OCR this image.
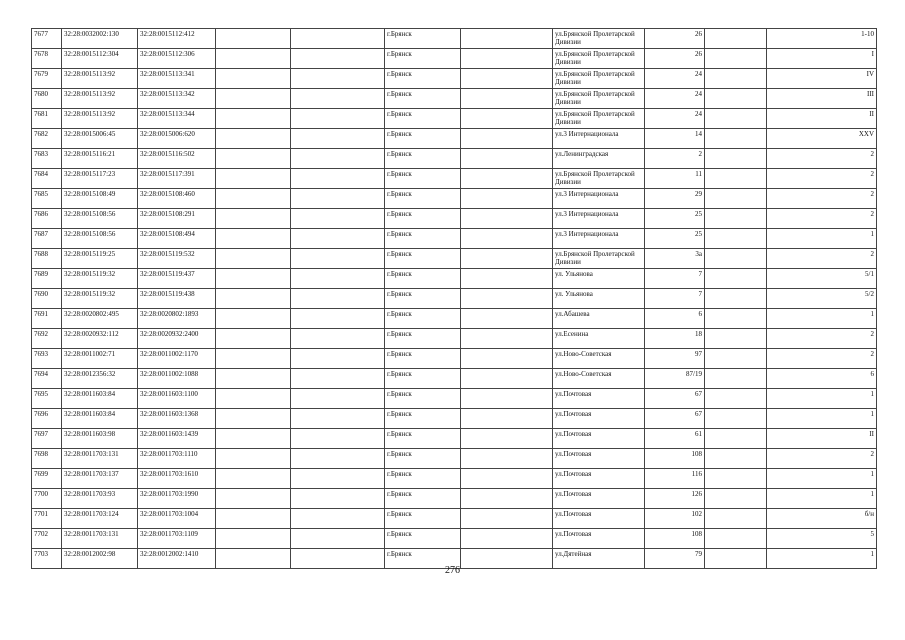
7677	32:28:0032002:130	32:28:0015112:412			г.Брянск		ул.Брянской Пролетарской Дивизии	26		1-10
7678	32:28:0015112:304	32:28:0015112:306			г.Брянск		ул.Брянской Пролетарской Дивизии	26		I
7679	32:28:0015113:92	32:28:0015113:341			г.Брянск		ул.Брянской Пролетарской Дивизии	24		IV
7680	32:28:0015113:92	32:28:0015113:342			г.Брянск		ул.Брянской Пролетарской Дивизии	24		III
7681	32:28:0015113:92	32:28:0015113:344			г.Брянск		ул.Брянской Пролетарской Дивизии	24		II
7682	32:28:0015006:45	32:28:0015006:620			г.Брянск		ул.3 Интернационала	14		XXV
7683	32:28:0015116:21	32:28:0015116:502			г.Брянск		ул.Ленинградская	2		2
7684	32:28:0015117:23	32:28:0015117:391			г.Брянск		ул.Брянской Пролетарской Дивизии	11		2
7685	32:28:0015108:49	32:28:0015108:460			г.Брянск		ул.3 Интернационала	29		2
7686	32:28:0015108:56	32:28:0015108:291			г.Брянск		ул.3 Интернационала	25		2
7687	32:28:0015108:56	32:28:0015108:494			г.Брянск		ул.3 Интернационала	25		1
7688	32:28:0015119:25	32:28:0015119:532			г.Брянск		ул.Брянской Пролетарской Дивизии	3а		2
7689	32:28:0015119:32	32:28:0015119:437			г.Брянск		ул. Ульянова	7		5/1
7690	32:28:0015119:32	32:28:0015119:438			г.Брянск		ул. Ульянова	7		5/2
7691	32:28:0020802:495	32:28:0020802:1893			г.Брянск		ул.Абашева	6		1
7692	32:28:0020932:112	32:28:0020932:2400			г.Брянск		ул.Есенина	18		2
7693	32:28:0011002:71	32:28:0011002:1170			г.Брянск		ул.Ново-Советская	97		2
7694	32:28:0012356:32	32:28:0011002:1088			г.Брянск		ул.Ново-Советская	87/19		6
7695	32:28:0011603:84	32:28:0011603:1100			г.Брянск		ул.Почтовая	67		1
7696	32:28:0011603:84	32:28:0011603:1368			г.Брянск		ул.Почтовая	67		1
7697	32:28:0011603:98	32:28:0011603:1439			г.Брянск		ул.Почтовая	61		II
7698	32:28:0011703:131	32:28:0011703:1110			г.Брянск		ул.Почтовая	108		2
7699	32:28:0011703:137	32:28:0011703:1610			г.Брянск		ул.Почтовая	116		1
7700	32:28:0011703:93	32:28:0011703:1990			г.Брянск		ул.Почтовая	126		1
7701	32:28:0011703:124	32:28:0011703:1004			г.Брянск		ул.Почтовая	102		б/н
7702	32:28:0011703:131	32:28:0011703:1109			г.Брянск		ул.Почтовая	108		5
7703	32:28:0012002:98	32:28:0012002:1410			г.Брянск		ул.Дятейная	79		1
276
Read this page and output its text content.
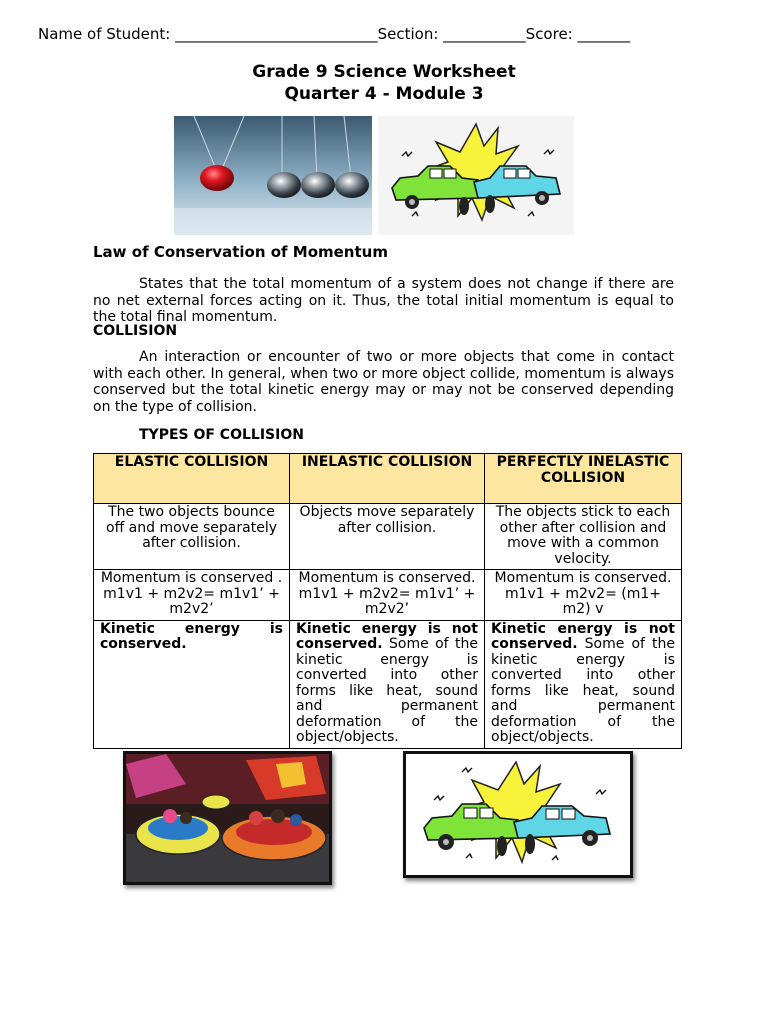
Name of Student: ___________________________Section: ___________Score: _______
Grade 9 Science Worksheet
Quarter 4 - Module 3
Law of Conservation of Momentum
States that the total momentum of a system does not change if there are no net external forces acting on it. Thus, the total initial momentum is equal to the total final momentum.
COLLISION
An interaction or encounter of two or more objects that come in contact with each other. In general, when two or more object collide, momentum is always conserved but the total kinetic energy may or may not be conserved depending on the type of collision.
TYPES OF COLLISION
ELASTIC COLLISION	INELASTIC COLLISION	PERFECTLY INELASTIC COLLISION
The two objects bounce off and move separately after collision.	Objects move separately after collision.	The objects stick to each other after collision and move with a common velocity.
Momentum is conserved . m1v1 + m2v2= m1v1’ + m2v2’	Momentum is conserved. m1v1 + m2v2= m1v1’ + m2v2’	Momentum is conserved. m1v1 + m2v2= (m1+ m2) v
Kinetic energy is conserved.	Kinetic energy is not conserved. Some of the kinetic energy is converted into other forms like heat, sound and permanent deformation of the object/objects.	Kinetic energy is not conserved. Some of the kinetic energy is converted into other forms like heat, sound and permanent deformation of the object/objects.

....................

Pictures are to be left out; all else in the entries above is to be quoted exactly.

OCR this image.
7677	32:28:0032002:130	32:28:0015112:412			г.Брянск		ул.Брянской Пролетарской Дивизии	26		1-10
7678	32:28:0015112:304	32:28:0015112:306			г.Брянск		ул.Брянской Пролетарской Дивизии	26		I
7679	32:28:0015113:92	32:28:0015113:341			г.Брянск		ул.Брянской Пролетарской Дивизии	24		IV
7680	32:28:0015113:92	32:28:0015113:342			г.Брянск		ул.Брянской Пролетарской Дивизии	24		III
7681	32:28:0015113:92	32:28:0015113:344			г.Брянск		ул.Брянской Пролетарской Дивизии	24		II
7682	32:28:0015006:45	32:28:0015006:620			г.Брянск		ул.3 Интернационала	14		XXV
7683	32:28:0015116:21	32:28:0015116:502			г.Брянск		ул.Ленинградская	2		2
7684	32:28:0015117:23	32:28:0015117:391			г.Брянск		ул.Брянской Пролетарской Дивизии	11		2
7685	32:28:0015108:49	32:28:0015108:460			г.Брянск		ул.3 Интернационала	29		2
7686	32:28:0015108:56	32:28:0015108:291			г.Брянск		ул.3 Интернационала	25		2
7687	32:28:0015108:56	32:28:0015108:494			г.Брянск		ул.3 Интернационала	25		1
7688	32:28:0015119:25	32:28:0015119:532			г.Брянск		ул.Брянской Пролетарской Дивизии	3а		2
7689	32:28:0015119:32	32:28:0015119:437			г.Брянск		ул. Ульянова	7		5/1
7690	32:28:0015119:32	32:28:0015119:438			г.Брянск		ул. Ульянова	7		5/2
7691	32:28:0020802:495	32:28:0020802:1893			г.Брянск		ул.Абашева	6		1
7692	32:28:0020932:112	32:28:0020932:2400			г.Брянск		ул.Есенина	18		2
7693	32:28:0011002:71	32:28:0011002:1170			г.Брянск		ул.Ново-Советская	97		2
7694	32:28:0012356:32	32:28:0011002:1088			г.Брянск		ул.Ново-Советская	87/19		6
7695	32:28:0011603:84	32:28:0011603:1100			г.Брянск		ул.Почтовая	67		1
7696	32:28:0011603:84	32:28:0011603:1368			г.Брянск		ул.Почтовая	67		1
7697	32:28:0011603:98	32:28:0011603:1439			г.Брянск		ул.Почтовая	61		II
7698	32:28:0011703:131	32:28:0011703:1110			г.Брянск		ул.Почтовая	108		2
7699	32:28:0011703:137	32:28:0011703:1610			г.Брянск		ул.Почтовая	116		1
7700	32:28:0011703:93	32:28:0011703:1990			г.Брянск		ул.Почтовая	126		1
7701	32:28:0011703:124	32:28:0011703:1004			г.Брянск		ул.Почтовая	102		б/н
7702	32:28:0011703:131	32:28:0011703:1109			г.Брянск		ул.Почтовая	108		5
7703	32:28:0012002:98	32:28:0012002:1410			г.Брянск		ул.Дятейная	79		1
276
Read this page and output its text content.
Name of Student: ___________________________Section: ___________Score: _______
Grade 9 Science Worksheet
Quarter 4 - Module 3
Law of Conservation of Momentum
States that the total momentum of a system does not change if there are no net external forces acting on it. Thus, the total initial momentum is equal to the total final momentum.
COLLISION
An interaction or encounter of two or more objects that come in contact with each other. In general, when two or more object collide, momentum is always conserved but the total kinetic energy may or may not be conserved depending on the type of collision.
TYPES OF COLLISION
ELASTIC COLLISION	INELASTIC COLLISION	PERFECTLY INELASTIC COLLISION
The two objects bounce off and move separately after collision.	Objects move separately after collision.	The objects stick to each other after collision and move with a common velocity.
Momentum is conserved . m1v1 + m2v2= m1v1’ + m2v2’	Momentum is conserved. m1v1 + m2v2= m1v1’ + m2v2’	Momentum is conserved. m1v1 + m2v2= (m1+ m2) v
Kinetic energy is conserved.	Kinetic energy is not conserved. Some of the kinetic energy is converted into other forms like heat, sound and permanent deformation of the object/objects.	Kinetic energy is not conserved. Some of the kinetic energy is converted into other forms like heat, sound and permanent deformation of the object/objects.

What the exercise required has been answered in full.